─── Given entries ───

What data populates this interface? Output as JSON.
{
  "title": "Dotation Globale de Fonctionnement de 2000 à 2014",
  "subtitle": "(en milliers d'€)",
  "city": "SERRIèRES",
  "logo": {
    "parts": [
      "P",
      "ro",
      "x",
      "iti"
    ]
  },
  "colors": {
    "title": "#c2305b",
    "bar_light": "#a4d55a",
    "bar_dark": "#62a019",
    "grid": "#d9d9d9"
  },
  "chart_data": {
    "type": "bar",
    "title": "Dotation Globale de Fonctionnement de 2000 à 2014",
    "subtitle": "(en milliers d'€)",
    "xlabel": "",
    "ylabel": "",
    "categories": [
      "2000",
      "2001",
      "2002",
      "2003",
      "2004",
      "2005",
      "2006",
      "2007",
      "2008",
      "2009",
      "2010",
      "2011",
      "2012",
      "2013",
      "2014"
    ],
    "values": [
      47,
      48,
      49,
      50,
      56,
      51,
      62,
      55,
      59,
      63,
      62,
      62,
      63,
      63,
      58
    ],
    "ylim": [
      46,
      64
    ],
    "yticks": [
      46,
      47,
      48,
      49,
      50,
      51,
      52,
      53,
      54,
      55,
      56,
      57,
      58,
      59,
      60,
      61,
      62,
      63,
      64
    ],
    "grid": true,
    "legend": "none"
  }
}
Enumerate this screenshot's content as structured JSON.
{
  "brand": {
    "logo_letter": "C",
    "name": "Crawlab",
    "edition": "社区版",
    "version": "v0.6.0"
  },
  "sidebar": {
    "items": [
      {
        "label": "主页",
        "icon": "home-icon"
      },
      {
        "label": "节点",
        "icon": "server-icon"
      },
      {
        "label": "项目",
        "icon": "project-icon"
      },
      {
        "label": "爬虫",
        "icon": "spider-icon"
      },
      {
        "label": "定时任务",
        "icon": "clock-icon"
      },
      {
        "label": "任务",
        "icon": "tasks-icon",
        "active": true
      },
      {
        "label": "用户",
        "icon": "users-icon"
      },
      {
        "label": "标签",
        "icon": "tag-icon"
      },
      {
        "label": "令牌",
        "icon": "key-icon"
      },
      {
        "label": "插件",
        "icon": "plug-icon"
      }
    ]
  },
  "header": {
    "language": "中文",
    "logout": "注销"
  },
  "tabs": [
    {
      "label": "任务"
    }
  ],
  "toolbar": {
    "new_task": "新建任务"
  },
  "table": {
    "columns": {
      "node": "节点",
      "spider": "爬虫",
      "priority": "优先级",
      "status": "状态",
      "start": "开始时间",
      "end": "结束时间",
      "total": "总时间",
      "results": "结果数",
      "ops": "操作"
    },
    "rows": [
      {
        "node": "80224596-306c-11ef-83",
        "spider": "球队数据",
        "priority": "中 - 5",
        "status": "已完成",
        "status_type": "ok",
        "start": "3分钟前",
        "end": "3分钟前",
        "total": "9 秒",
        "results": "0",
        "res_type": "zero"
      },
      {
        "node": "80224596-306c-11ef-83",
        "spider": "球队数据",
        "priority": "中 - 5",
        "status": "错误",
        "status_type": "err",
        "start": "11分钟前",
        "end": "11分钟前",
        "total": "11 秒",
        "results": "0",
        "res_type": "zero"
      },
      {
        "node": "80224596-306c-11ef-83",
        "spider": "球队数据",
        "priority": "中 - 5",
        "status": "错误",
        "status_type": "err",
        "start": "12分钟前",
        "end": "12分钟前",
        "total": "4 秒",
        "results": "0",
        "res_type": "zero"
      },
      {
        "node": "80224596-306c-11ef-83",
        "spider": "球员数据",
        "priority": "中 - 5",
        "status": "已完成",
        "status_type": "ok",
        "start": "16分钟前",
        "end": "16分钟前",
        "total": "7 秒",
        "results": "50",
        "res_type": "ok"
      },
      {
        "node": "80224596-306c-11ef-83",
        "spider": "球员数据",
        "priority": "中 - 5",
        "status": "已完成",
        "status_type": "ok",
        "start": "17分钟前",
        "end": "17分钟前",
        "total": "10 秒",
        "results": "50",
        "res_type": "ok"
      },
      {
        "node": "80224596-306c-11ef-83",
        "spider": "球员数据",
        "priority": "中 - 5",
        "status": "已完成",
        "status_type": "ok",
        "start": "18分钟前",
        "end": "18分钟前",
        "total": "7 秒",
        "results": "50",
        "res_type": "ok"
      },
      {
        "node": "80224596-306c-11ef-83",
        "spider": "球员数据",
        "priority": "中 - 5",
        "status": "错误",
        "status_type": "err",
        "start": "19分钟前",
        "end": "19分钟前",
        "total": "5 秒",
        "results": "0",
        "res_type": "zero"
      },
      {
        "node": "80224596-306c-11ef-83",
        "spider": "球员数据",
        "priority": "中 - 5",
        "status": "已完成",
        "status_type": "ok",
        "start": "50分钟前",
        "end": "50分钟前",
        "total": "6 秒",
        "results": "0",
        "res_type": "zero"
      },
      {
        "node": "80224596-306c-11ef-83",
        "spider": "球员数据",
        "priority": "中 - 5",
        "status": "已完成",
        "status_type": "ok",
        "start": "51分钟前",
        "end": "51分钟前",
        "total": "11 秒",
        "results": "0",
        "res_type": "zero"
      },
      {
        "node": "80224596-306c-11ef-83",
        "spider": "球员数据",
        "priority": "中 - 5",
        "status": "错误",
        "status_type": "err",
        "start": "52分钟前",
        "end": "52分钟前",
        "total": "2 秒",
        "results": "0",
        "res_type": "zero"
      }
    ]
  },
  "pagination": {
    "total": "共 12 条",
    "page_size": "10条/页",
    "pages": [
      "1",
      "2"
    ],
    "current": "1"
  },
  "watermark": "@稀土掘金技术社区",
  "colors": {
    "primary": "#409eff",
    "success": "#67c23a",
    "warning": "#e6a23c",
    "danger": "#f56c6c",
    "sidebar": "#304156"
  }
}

───
─── Given entries ───

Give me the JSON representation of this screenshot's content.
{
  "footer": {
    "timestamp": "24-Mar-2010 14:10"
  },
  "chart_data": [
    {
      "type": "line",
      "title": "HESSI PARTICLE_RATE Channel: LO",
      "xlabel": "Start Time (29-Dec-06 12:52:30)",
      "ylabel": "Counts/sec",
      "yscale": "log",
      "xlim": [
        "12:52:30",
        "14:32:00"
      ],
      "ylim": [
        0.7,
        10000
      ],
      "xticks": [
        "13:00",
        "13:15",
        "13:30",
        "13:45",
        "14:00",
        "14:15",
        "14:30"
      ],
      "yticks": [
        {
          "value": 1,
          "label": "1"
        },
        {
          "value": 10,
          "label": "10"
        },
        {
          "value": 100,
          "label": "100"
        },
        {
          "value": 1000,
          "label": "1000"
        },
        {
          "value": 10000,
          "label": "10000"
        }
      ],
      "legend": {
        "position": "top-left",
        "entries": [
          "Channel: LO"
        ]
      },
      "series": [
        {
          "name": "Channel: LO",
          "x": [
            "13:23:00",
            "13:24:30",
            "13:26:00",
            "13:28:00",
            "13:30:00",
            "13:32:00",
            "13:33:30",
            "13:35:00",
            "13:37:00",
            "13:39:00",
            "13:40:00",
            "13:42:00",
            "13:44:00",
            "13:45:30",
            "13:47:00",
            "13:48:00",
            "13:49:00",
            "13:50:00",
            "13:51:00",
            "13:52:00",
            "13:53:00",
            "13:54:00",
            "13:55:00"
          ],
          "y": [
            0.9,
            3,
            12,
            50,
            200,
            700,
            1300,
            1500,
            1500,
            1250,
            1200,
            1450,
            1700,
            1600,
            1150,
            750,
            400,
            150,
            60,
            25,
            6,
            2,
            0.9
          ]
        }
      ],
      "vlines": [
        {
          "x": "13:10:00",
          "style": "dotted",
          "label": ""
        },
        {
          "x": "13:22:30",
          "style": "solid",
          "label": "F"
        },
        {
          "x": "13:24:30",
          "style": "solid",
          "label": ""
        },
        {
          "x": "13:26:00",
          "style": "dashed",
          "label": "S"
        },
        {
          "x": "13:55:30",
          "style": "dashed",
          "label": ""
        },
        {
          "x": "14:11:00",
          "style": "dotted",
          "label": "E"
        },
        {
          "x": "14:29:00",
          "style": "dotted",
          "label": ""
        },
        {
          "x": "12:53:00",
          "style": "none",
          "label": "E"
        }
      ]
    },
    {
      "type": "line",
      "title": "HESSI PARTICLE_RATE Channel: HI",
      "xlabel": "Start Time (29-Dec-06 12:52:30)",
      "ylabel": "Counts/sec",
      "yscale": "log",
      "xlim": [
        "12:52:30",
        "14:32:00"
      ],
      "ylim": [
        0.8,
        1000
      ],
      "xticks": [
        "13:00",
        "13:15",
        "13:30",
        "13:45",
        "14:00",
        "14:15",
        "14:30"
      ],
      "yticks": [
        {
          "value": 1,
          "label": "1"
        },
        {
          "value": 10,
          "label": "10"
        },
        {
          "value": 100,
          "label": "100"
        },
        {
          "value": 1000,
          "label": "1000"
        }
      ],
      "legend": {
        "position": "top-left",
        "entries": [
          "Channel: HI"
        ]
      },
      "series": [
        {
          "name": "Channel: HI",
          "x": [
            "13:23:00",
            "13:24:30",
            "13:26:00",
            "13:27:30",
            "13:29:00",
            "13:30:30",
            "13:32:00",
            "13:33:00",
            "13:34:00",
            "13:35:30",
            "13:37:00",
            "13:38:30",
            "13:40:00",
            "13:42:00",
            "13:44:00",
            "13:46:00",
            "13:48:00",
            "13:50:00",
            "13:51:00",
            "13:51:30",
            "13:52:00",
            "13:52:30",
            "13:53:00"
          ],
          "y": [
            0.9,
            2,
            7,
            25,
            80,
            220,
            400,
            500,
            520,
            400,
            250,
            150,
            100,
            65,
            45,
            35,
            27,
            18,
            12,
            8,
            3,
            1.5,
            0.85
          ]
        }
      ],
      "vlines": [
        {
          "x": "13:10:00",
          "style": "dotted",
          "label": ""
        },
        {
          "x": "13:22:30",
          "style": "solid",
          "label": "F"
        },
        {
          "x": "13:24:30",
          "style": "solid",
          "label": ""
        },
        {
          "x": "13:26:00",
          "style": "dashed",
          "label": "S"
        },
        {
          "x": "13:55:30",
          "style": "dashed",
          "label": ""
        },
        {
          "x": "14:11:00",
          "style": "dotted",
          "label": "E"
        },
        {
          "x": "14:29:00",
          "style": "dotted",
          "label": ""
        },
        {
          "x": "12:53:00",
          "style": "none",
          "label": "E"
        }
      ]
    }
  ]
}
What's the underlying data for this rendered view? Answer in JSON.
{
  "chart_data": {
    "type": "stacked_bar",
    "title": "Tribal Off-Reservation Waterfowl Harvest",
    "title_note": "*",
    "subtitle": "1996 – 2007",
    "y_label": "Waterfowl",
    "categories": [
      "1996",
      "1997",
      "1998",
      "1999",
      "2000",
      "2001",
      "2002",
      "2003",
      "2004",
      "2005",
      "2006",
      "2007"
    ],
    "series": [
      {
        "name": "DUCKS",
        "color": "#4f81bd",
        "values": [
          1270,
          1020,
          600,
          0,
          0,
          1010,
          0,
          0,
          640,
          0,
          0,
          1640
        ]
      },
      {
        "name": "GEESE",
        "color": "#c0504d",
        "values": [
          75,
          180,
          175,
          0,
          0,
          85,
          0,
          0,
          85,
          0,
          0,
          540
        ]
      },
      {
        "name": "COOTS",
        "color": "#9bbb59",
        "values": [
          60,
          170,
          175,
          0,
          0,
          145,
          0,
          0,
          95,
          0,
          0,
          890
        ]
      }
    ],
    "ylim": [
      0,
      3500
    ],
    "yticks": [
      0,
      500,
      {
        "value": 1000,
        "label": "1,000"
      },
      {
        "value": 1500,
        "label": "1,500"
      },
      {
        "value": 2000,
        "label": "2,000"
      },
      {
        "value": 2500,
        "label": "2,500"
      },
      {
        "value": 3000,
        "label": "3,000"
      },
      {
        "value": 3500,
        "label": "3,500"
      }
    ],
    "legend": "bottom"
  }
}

───

### What needs to be done:
Determine the number of lines containing "total". Write only that number.

### In response:
12